> THE TASK
Show every line below where "JSON" appears.

Stored records
╔══

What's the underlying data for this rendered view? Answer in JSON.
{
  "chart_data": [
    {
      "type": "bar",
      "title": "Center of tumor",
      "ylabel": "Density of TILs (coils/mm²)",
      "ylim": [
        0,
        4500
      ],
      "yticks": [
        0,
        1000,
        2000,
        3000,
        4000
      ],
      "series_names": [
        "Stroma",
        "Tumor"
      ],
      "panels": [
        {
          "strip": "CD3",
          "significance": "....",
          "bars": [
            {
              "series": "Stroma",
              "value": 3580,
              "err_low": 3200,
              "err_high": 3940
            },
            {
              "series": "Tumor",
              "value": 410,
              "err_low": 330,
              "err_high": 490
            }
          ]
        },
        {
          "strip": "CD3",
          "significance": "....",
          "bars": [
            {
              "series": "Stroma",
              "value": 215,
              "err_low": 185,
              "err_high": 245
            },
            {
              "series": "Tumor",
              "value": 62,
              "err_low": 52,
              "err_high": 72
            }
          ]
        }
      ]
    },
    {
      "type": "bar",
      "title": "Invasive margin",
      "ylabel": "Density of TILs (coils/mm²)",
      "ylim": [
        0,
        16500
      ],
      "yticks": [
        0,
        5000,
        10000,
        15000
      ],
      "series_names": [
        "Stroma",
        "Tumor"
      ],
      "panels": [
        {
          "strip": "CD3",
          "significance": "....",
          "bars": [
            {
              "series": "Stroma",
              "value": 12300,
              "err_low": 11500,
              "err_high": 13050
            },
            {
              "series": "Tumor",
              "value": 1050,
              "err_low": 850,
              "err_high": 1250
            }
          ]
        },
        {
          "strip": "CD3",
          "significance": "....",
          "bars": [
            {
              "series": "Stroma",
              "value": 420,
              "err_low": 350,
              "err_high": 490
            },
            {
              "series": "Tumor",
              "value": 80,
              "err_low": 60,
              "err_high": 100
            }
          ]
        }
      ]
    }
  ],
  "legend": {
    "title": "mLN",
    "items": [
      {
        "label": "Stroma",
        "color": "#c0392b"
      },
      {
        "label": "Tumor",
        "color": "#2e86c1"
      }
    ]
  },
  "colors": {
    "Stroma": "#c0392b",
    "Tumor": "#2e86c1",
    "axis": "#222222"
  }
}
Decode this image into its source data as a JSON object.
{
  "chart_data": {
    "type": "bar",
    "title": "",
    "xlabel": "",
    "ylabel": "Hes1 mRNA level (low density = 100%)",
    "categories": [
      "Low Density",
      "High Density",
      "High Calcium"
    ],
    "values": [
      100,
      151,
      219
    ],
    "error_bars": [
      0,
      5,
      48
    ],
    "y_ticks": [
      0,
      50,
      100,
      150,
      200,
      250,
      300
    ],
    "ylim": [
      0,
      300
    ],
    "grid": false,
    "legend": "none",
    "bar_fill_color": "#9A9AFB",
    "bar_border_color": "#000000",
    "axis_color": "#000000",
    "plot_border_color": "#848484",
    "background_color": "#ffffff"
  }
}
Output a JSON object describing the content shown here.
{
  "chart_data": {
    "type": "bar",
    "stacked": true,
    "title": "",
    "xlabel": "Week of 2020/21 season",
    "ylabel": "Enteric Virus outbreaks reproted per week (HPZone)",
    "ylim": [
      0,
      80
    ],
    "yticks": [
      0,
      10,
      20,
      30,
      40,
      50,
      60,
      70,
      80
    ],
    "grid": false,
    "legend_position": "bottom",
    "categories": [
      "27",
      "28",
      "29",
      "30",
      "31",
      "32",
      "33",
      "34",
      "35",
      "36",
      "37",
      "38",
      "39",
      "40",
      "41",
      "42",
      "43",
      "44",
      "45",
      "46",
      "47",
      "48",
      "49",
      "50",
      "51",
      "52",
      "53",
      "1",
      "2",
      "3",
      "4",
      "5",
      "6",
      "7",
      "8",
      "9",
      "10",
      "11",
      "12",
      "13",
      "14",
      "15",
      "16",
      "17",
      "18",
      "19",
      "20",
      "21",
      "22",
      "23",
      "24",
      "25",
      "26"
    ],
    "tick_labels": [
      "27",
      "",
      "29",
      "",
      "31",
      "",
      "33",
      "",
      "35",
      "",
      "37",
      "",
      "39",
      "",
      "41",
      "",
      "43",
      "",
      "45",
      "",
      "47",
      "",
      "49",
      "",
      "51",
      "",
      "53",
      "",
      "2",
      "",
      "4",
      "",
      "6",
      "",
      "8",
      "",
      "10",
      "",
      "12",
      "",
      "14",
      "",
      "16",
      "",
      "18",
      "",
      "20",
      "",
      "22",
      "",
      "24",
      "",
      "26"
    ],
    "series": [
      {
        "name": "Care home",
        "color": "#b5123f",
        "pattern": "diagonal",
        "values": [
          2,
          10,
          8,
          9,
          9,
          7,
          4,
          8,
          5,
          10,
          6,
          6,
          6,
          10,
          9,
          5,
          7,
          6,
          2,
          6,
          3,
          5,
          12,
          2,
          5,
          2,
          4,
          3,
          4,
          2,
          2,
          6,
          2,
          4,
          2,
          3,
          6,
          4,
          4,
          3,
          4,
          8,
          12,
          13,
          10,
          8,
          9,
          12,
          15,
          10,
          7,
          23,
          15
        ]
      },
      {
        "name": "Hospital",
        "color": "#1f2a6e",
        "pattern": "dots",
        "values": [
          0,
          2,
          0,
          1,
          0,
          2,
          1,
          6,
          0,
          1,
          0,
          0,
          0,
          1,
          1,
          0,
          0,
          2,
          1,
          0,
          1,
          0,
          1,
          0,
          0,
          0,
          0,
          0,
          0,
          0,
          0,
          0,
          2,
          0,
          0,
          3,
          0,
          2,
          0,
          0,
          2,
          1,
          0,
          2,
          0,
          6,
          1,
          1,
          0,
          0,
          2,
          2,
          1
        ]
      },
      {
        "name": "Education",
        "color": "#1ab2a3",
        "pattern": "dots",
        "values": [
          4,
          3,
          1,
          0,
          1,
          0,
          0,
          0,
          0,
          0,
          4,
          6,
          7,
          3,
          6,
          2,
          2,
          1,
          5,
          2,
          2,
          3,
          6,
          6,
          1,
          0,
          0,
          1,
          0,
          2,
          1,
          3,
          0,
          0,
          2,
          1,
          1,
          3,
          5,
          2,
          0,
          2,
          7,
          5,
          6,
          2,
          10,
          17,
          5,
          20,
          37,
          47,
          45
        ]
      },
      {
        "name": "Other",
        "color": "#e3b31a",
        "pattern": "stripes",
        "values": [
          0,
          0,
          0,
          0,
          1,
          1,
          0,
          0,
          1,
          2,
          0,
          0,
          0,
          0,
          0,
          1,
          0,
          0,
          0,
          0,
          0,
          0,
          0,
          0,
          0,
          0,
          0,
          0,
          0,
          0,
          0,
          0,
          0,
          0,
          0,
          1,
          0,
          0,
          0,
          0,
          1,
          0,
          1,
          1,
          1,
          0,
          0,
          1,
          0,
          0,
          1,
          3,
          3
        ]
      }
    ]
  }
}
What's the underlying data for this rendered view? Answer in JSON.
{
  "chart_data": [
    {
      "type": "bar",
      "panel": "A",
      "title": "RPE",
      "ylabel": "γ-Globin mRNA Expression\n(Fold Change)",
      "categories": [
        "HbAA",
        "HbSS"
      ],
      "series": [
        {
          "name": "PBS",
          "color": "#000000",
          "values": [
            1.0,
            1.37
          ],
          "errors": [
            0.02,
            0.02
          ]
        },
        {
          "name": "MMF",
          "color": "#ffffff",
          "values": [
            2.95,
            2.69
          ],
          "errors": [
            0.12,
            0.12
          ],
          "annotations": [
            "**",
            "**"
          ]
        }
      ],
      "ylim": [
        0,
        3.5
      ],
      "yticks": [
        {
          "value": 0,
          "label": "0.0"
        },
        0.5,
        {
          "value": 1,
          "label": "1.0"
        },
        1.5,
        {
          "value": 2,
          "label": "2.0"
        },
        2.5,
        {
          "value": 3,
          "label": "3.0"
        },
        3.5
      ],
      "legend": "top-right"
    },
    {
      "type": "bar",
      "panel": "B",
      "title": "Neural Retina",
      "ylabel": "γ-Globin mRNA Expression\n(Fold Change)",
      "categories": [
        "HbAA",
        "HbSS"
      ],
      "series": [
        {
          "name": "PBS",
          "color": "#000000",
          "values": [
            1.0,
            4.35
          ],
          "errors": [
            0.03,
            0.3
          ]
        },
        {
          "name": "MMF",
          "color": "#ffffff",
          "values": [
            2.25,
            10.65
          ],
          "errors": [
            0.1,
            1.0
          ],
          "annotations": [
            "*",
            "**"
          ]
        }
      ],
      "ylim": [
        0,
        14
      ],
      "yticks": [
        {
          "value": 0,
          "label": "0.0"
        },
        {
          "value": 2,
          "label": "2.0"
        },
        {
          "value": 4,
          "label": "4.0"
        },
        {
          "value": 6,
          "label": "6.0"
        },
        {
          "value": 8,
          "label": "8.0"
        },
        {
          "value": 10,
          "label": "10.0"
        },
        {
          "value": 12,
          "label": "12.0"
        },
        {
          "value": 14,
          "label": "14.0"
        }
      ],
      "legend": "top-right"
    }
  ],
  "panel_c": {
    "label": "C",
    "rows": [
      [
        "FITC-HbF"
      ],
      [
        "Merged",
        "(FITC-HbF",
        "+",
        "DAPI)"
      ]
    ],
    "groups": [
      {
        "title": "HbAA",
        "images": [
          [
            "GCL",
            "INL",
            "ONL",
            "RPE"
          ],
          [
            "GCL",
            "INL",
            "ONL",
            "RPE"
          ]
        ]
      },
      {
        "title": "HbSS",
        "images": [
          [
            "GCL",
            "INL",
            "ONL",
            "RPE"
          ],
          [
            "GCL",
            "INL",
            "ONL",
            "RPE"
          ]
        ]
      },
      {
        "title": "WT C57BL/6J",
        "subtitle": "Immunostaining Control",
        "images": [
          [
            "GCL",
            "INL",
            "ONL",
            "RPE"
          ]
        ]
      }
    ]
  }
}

╚══

> OUTPUT FOR THIS EXERCISE
What's the underlying data for this rendered view? Answer in JSON.
Decode this image into its source data as a JSON object.
Output a JSON object describing the content shown here.
What's the underlying data for this rendered view? Answer in JSON.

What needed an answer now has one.